* WHAT THE TASK ASKS
Output every line of the items below as a JSON list of strings, with one string per line and no blank lines. Leave the pictures out.

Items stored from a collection
┌────────
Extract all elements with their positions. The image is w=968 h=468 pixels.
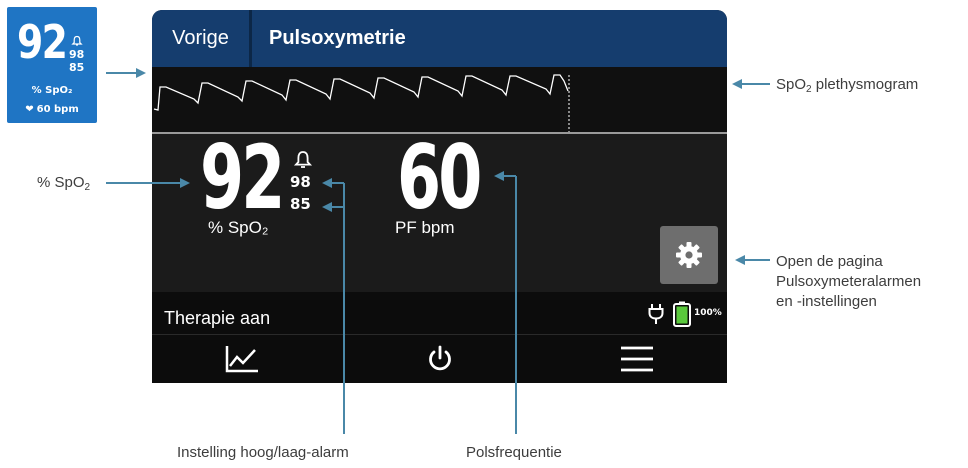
- callout-settings-line1: Open de pagina: [776, 253, 883, 270]
- callout-spo2-sub: 2: [84, 182, 91, 193]
- callout-spo2: % SpO2: [37, 173, 90, 198]
- callout-settings-line2: Pulsoxymeteralarmen: [776, 273, 922, 290]
- callout-settings: Open de pagina Pulsoxymeteralarmen en -i…: [776, 252, 921, 312]
- callout-alarm-setting: Instelling hoog/laag-alarm: [177, 444, 349, 461]
- callout-settings-line3: en -instellingen: [776, 293, 877, 310]
- callout-plethysmogram-b: plethysmogram: [811, 76, 919, 93]
- callout-spo2-a: % SpO: [37, 174, 85, 191]
- callout-plethysmogram: SpO2 plethysmogram: [776, 75, 918, 100]
- callout-plethysmogram-a: SpO: [776, 76, 807, 93]
- callout-pulse-rate: Polsfrequentie: [466, 444, 562, 461]
- callout-arrows: [106, 68, 770, 434]
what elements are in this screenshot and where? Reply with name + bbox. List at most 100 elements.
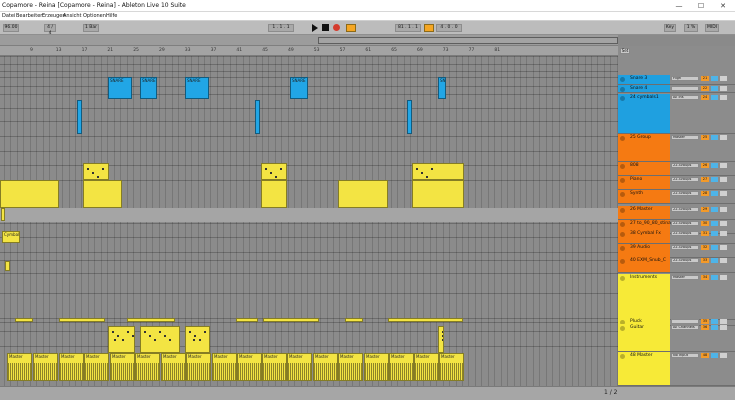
master-audio-clip[interactable]: Master <box>287 353 312 381</box>
solo-button[interactable] <box>711 258 718 263</box>
midi-map-button[interactable]: MIDI <box>705 24 719 32</box>
fold-icon[interactable] <box>620 164 625 169</box>
track-activator-button[interactable]: 31 <box>701 231 709 236</box>
tempo-field[interactable]: 96.00 <box>3 24 19 32</box>
track-name[interactable]: Guitar <box>630 325 644 330</box>
track-name[interactable]: 38 Cymbal Fx <box>630 231 661 236</box>
master-audio-clip[interactable]: Master <box>33 353 58 381</box>
track-io-select[interactable]: 22-Groups <box>671 191 699 196</box>
arm-button[interactable] <box>720 258 727 263</box>
overdub-button[interactable] <box>346 24 356 32</box>
snare-clip[interactable]: SNARE <box>438 77 446 99</box>
track-io-select[interactable]: High <box>671 76 699 81</box>
menu-datei[interactable]: Datei <box>2 13 15 19</box>
arm-button[interactable] <box>720 135 727 140</box>
track-name[interactable]: Snare 3 <box>630 76 647 81</box>
master-audio-clip[interactable]: Master <box>338 353 363 381</box>
track-name[interactable]: 25 Group <box>630 135 651 140</box>
track-name[interactable]: 26 Master <box>630 207 653 212</box>
solo-button[interactable] <box>711 207 718 212</box>
cymbal-clip[interactable] <box>407 100 412 134</box>
loop-button[interactable] <box>424 24 434 32</box>
instrument-clip[interactable] <box>261 163 287 180</box>
small-clip[interactable] <box>1 208 5 221</box>
quantize-select[interactable]: 1 Bar <box>83 24 99 32</box>
track-header[interactable]: 808 22-Groups 26 <box>618 162 735 176</box>
arm-button[interactable] <box>720 163 727 168</box>
track-activator-button[interactable]: 25 <box>701 135 709 140</box>
instrument-clip[interactable] <box>412 180 464 208</box>
pluck-clip[interactable] <box>59 318 105 322</box>
cymbal-clip[interactable] <box>255 100 260 134</box>
track-io-select[interactable]: No Input <box>671 353 699 358</box>
master-audio-clip[interactable]: Master <box>7 353 32 381</box>
track-io-select[interactable]: 22-Groups <box>671 245 699 250</box>
cymbal-clip[interactable] <box>77 100 82 134</box>
track-io-select[interactable]: Master <box>671 135 699 140</box>
small-clip[interactable] <box>5 261 10 271</box>
loop-start-field[interactable]: 81 . 1 . 1 <box>395 24 421 32</box>
track-activator-button[interactable]: 21 <box>701 76 709 81</box>
track-header[interactable]: Instruments Master 34 <box>618 274 735 320</box>
position-field[interactable]: 1 . 1 . 1 <box>268 24 294 32</box>
arm-button[interactable] <box>720 325 727 330</box>
instrument-clip[interactable] <box>412 163 464 180</box>
track-header[interactable]: Synth 22-Groups 28 <box>618 190 735 204</box>
solo-button[interactable] <box>711 221 718 226</box>
fold-icon[interactable] <box>620 178 625 183</box>
master-audio-clip[interactable]: Master <box>161 353 186 381</box>
snare-clip[interactable]: SNARE <box>185 77 209 99</box>
master-audio-clip[interactable]: Master <box>110 353 135 381</box>
snare-clip[interactable]: SNARE <box>108 77 132 99</box>
solo-button[interactable] <box>711 86 718 91</box>
track-name[interactable]: Piano <box>630 177 642 182</box>
play-icon[interactable] <box>312 24 318 32</box>
arm-button[interactable] <box>720 231 727 236</box>
track-name[interactable]: 24 cymbals1 <box>630 95 659 100</box>
track-activator-button[interactable]: 36 <box>701 325 709 330</box>
track-io-select[interactable]: 22-Groups <box>671 231 699 236</box>
track-header[interactable]: Guitar All Channels 36 <box>618 324 735 352</box>
instrument-clip[interactable] <box>0 180 59 208</box>
fold-icon[interactable] <box>620 326 625 331</box>
track-activator-button[interactable]: 26 <box>701 163 709 168</box>
maximize-button[interactable]: ☐ <box>690 0 712 12</box>
track-header[interactable]: 40 EXM_Snub_C 22-Groups 33 <box>618 257 735 273</box>
track-header[interactable]: Piano 22-Groups 27 <box>618 176 735 190</box>
arm-button[interactable] <box>720 86 727 91</box>
arrangement-view[interactable]: SNARE SNARE SNARE SNARE SNARE Cymbal Master Mas… <box>0 56 618 386</box>
track-activator-button[interactable]: 29 <box>701 207 709 212</box>
track-activator-button[interactable]: 33 <box>701 258 709 263</box>
arm-button[interactable] <box>720 221 727 226</box>
minimize-button[interactable]: — <box>668 0 690 12</box>
fold-icon[interactable] <box>620 77 625 82</box>
track-io-select[interactable]: 22-Groups <box>671 207 699 212</box>
arm-button[interactable] <box>720 191 727 196</box>
track-io-select[interactable]: 22-Groups <box>671 258 699 263</box>
snare-clip[interactable]: SNARE <box>290 77 308 99</box>
snare-clip[interactable]: SNARE <box>140 77 157 99</box>
fold-icon[interactable] <box>620 208 625 213</box>
menu-optionen[interactable]: Optionen <box>83 13 106 19</box>
fold-icon[interactable] <box>620 96 625 101</box>
track-header[interactable]: 24 cymbals1 All Ins 24 <box>618 94 735 134</box>
stop-icon[interactable] <box>322 24 329 31</box>
track-activator-button[interactable]: 28 <box>701 191 709 196</box>
track-activator-button[interactable]: 22 <box>701 86 709 91</box>
solo-button[interactable] <box>711 163 718 168</box>
menu-erzeugen[interactable]: Erzeugen <box>42 13 66 19</box>
key-map-button[interactable]: Key <box>664 24 676 32</box>
master-audio-clip[interactable]: Master <box>389 353 414 381</box>
track-name[interactable]: 808 <box>630 163 639 168</box>
fold-icon[interactable] <box>620 232 625 237</box>
cymbal-fx-clip[interactable]: Cymbal <box>2 231 20 243</box>
master-audio-clip[interactable]: Master <box>439 353 464 381</box>
solo-button[interactable] <box>711 245 718 250</box>
arm-button[interactable] <box>720 353 727 358</box>
master-audio-clip[interactable]: Master <box>262 353 287 381</box>
arm-button[interactable] <box>720 177 727 182</box>
guitar-clip[interactable] <box>140 326 180 353</box>
track-activator-button[interactable]: 24 <box>701 95 709 100</box>
master-audio-clip[interactable]: Master <box>414 353 439 381</box>
track-activator-button[interactable]: 48 <box>701 353 709 358</box>
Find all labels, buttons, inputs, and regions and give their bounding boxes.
└────────
* EXERCISE RESPONSE
[
  "Extract all elements with their positions. The image is w=968 h=468 pixels.",
  "- callout-settings-line1: Open de pagina: [776, 253, 883, 270]",
  "- callout-spo2-sub: 2: [84, 182, 91, 193]",
  "- callout-spo2: % SpO2: [37, 173, 90, 198]",
  "- callout-settings-line2: Pulsoxymeteralarmen: [776, 273, 922, 290]",
  "- callout-settings: Open de pagina Pulsoxymeteralarmen en -i…: [776, 252, 921, 312]",
  "- callout-alarm-setting: Instelling hoog/laag-alarm: [177, 444, 349, 461]",
  "- callout-settings-line3: en -instellingen: [776, 293, 877, 310]",
  "- callout-plethysmogram-b: plethysmogram: [811, 76, 919, 93]",
  "- callout-spo2-a: % SpO: [37, 174, 85, 191]",
  "- callout-plethysmogram: SpO2 plethysmogram: [776, 75, 918, 100]",
  "- callout-plethysmogram-a: SpO: [776, 76, 807, 93]",
  "- callout-pulse-rate: Polsfrequentie: [466, 444, 562, 461]",
  "- callout-arrows: [106, 68, 770, 434]",
  "what elements are in this screenshot and where? Reply with name + bbox. List at most 100 elements.",
  "master-audio-clip[interactable]: Master <box>287 353 312 381</box>",
  "solo-button[interactable] <box>711 258 718 263</box>",
  "midi-map-button[interactable]: MIDI <box>705 24 719 32</box>",
  "fold-icon[interactable] <box>620 164 625 169</box>",
  "track-activator-button[interactable]: 31 <box>701 231 709 236</box>",
  "tempo-field[interactable]: 96.00 <box>3 24 19 32</box>",
  "track-name[interactable]: Guitar <box>630 325 644 330</box>",
  "track-name[interactable]: 38 Cymbal Fx <box>630 231 661 236</box>",
  "master-audio-clip[interactable]: Master <box>33 353 58 381</box>",
  "track-io-select[interactable]: 22-Groups <box>671 191 699 196</box>",
  "arm-button[interactable] <box>720 258 727 263</box>",
  "overdub-button[interactable] <box>346 24 356 32</box>",
  "snare-clip[interactable]: SNARE <box>438 77 446 99</box>",
  "track-io-select[interactable]: High <box>671 76 699 81</box>",
  "menu-datei[interactable]: Datei <box>2 13 15 19</box>",
  "arm-button[interactable] <box>720 135 727 140</box>",
  "track-name[interactable]: Snare 3 <box>630 76 647 81</box>",
  "master-audio-clip[interactable]: Master <box>338 353 363 381</box>",
  "track-name[interactable]: 25 Group <box>630 135 651 140</box>",
  "track-name[interactable]: 26 Master <box>630 207 653 212</box>",
  "solo-button[interactable] <box>711 207 718 212</box>",
  "cymbal-clip[interactable] <box>407 100 412 134</box>",
  "loop-button[interactable] <box>424 24 434 32</box>",
  "instrument-clip[interactable] <box>261 163 287 180</box>",
  "small-clip[interactable] <box>1 208 5 221</box>",
  "quantize-select[interactable]: 1 Bar <box>83 24 99 32</box>",
  "track-header[interactable]: 808 22-Groups 26 <box>618 162 735 176</box>",
  "arm-button[interactable] <box>720 163 727 168</box>",
  "track-activator-button[interactable]: 25 <box>701 135 709 140</box>",
  "instrument-clip[interactable] <box>412 180 464 208</box>",
  "pluck-clip[interactable] <box>59 318 105 322</box>",
  "cymbal-clip[interactable] <box>255 100 260 134</box>",
  "track-io-select[interactable]: No Input <box>671 353 699 358</box>",
  "master-audio-clip[interactable]: Master <box>7 353 32 381</box>",
  "track-io-select[interactable]: 22-Groups <box>671 245 699 250</box>",
  "cymbal-clip[interactable] <box>77 100 82 134</box>",
  "track-io-select[interactable]: Master <box>671 135 699 140</box>",
  "small-clip[interactable] <box>5 261 10 271</box>",
  "loop-start-field[interactable]: 81 . 1 . 1 <box>395 24 421 32</box>",
  "track-activator-button[interactable]: 21 <box>701 76 709 81</box>",
  "track-header[interactable]: Instruments Master 34 <box>618 274 735 320</box>",
  "position-field[interactable]: 1 . 1 . 1 <box>268 24 294 32</box>",
  "arm-button[interactable] <box>720 325 727 330</box>",
  "instrument-clip[interactable] <box>412 163 464 180</box>",
  "track-header[interactable]: Synth 22-Groups 28 <box>618 190 735 204</box>",
  "solo-button[interactable] <box>711 221 718 226</box>",
  "fold-icon[interactable] <box>620 178 625 183</box>",
  "master-audio-clip[interactable]: Master <box>161 353 186 381</box>",
  "snare-clip[interactable]: SNARE <box>185 77 209 99</box>",
  "master-audio-clip[interactable]: Master <box>110 353 135 381</box>",
  "snare-clip[interactable]: SNARE <box>108 77 132 99</box>",
  "solo-button[interactable] <box>711 86 718 91</box>",
  "track-name[interactable]: Piano <box>630 177 642 182</box>",
  "play-icon[interactable] <box>312 24 318 32</box>",
  "arm-button[interactable] <box>720 231 727 236</box>",
  "track-name[interactable]: 24 cymbals1 <box>630 95 659 100</box>",
  "track-activator-button[interactable]: 36 <box>701 325 709 330</box>",
  "track-io-select[interactable]: 22-Groups <box>671 231 699 236</box>",
  "track-header[interactable]: Guitar All Channels 36 <box>618 324 735 352</box>",
  "instrument-clip[interactable] <box>0 180 59 208</box>",
  "fold-icon[interactable] <box>620 326 625 331</box>",
  "track-activator-button[interactable]: 26 <box>701 163 709 168</box>",
  "maximize-button[interactable]: ☐ <box>690 0 712 12</box>",
  "track-header[interactable]: 40 EXM_Snub_C 22-Groups 33 <box>618 257 735 273</box>",
  "track-header[interactable]: Piano 22-Groups 27 <box>618 176 735 190</box>",
  "arm-button[interactable] <box>720 86 727 91</box>",
  "arrangement-view[interactable]: SNARE SNARE SNARE SNARE SNARE Cymbal Master Mas… <box>0 56 618 386</box>",
  "track-activator-button[interactable]: 29 <box>701 207 709 212</box>",
  "track-activator-button[interactable]: 33 <box>701 258 709 263</box>",
  "arm-button[interactable] <box>720 221 727 226</box>",
  "minimize-button[interactable]: — <box>668 0 690 12</box>",
  "fold-icon[interactable] <box>620 77 625 82</box>",
  "track-io-select[interactable]: 22-Groups <box>671 207 699 212</box>",
  "arm-button[interactable] <box>720 191 727 196</box>",
  "track-io-select[interactable]: 22-Groups <box>671 258 699 263</box>",
  "snare-clip[interactable]: SNARE <box>290 77 308 99</box>",
  "snare-clip[interactable]: SNARE <box>140 77 157 99</box>",
  "fold-icon[interactable] <box>620 208 625 213</box>",
  "menu-optionen[interactable]: Optionen <box>83 13 106 19</box>",
  "fold-icon[interactable] <box>620 96 625 101</box>",
  "track-header[interactable]: 24 cymbals1 All Ins 24 <box>618 94 735 134</box>",
  "stop-icon[interactable] <box>322 24 329 31</box>",
  "track-activator-button[interactable]: 28 <box>701 191 709 196</box>",
  "track-activator-button[interactable]: 22 <box>701 86 709 91</box>",
  "solo-button[interactable] <box>711 163 718 168</box>",
  "menu-erzeugen[interactable]: Erzeugen <box>42 13 66 19</box>",
  "key-map-button[interactable]: Key <box>664 24 676 32</box>",
  "master-audio-clip[interactable]: Master <box>389 353 414 381</box>",
  "track-name[interactable]: 808 <box>630 163 639 168</box>",
  "fold-icon[interactable] <box>620 232 625 237</box>",
  "cymbal-fx-clip[interactable]: Cymbal <box>2 231 20 243</box>",
  "master-audio-clip[interactable]: Master <box>439 353 464 381</box>",
  "solo-button[interactable] <box>711 245 718 250</box>",
  "arm-button[interactable] <box>720 353 727 358</box>",
  "master-audio-clip[interactable]: Master <box>262 353 287 381</box>",
  "arm-button[interactable] <box>720 177 727 182</box>",
  "guitar-clip[interactable] <box>140 326 180 353</box>",
  "track-activator-button[interactable]: 24 <box>701 95 709 100</box>",
  "master-audio-clip[interactable]: Master <box>414 353 439 381</box>",
  "track-activator-button[interactable]: 48 <box>701 353 709 358</box>",
  "Find all labels, buttons, inputs, and regions and give their bounding boxes."
]